* INFORMATION SUPPLIED *
____________
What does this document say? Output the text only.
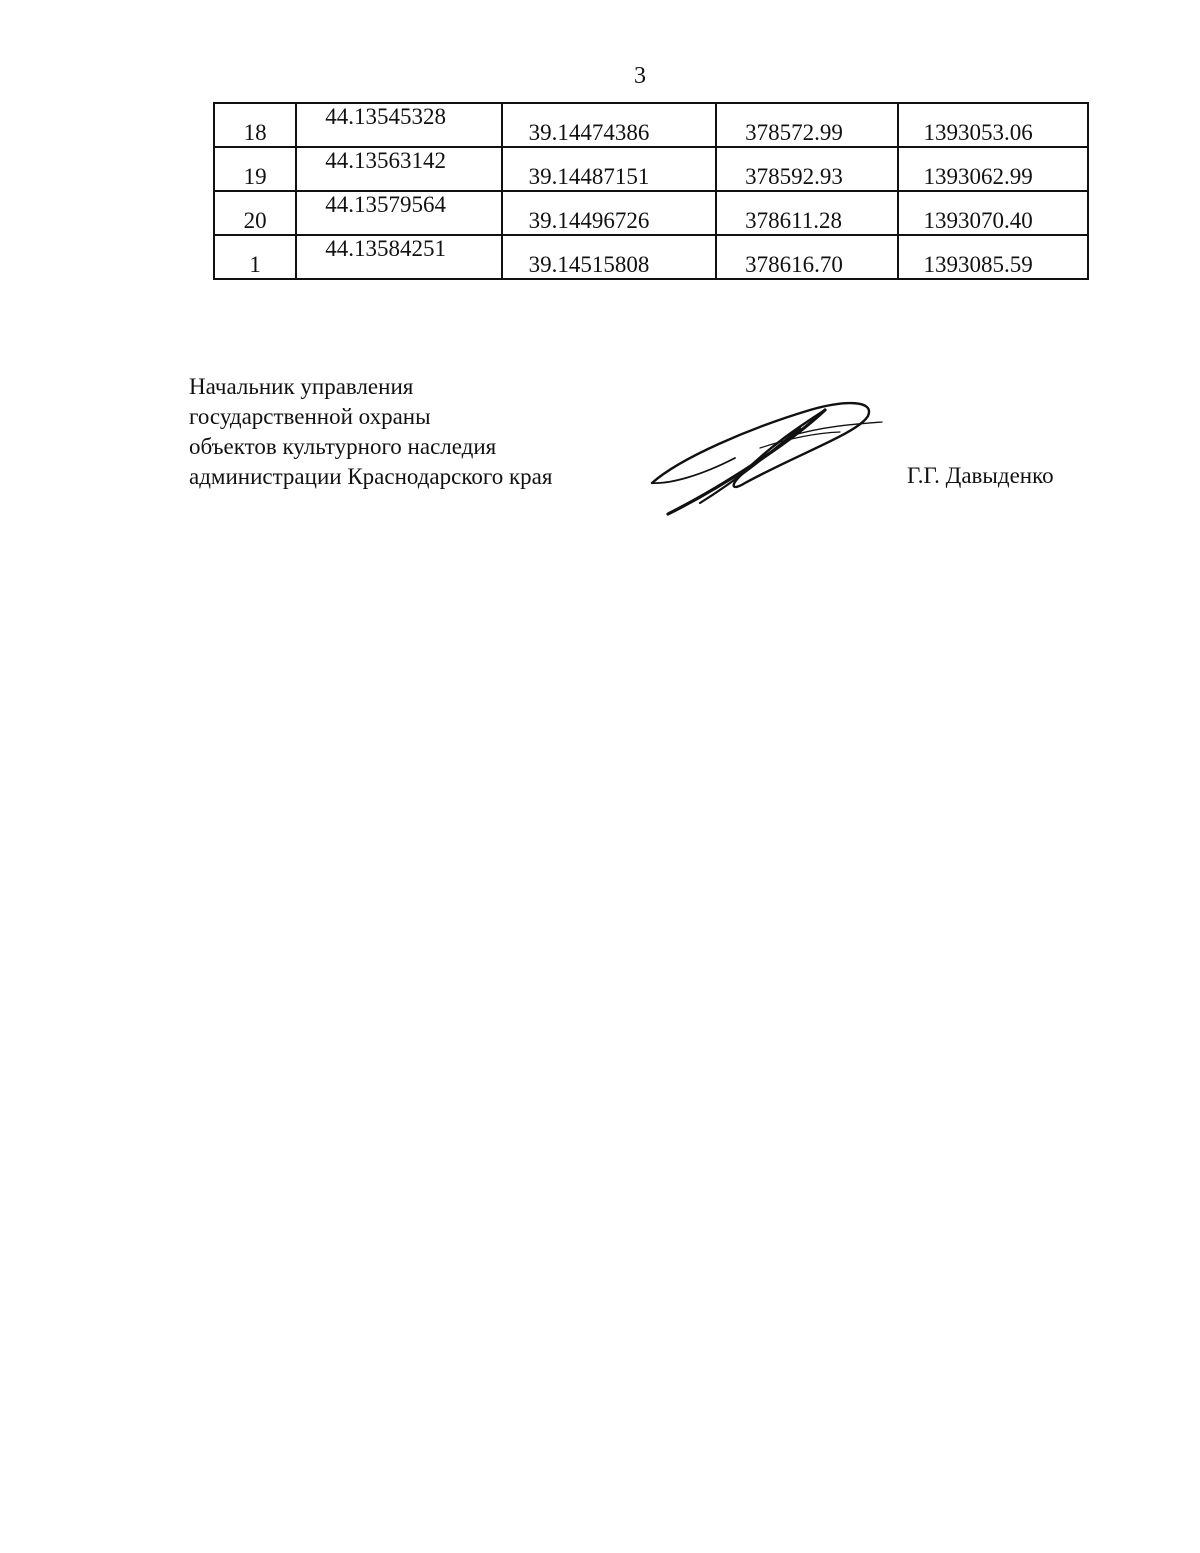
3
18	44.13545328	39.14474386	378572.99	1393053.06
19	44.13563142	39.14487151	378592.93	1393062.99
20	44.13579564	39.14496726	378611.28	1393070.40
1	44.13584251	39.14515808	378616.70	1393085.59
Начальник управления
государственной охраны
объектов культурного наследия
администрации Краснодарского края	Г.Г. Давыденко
____________
* WORK INSTRUCTIONS *
Retype the whole listing, keeping every line identical and omitting all pictures.

* THE OUTPUT *
What does this document say? Output the text only.
3
18	44.13545328	39.14474386	378572.99	1393053.06
19	44.13563142	39.14487151	378592.93	1393062.99
20	44.13579564	39.14496726	378611.28	1393070.40
1	44.13584251	39.14515808	378616.70	1393085.59
Начальник управления
государственной охраны
объектов культурного наследия
администрации Краснодарского края	Г.Г. Давыденко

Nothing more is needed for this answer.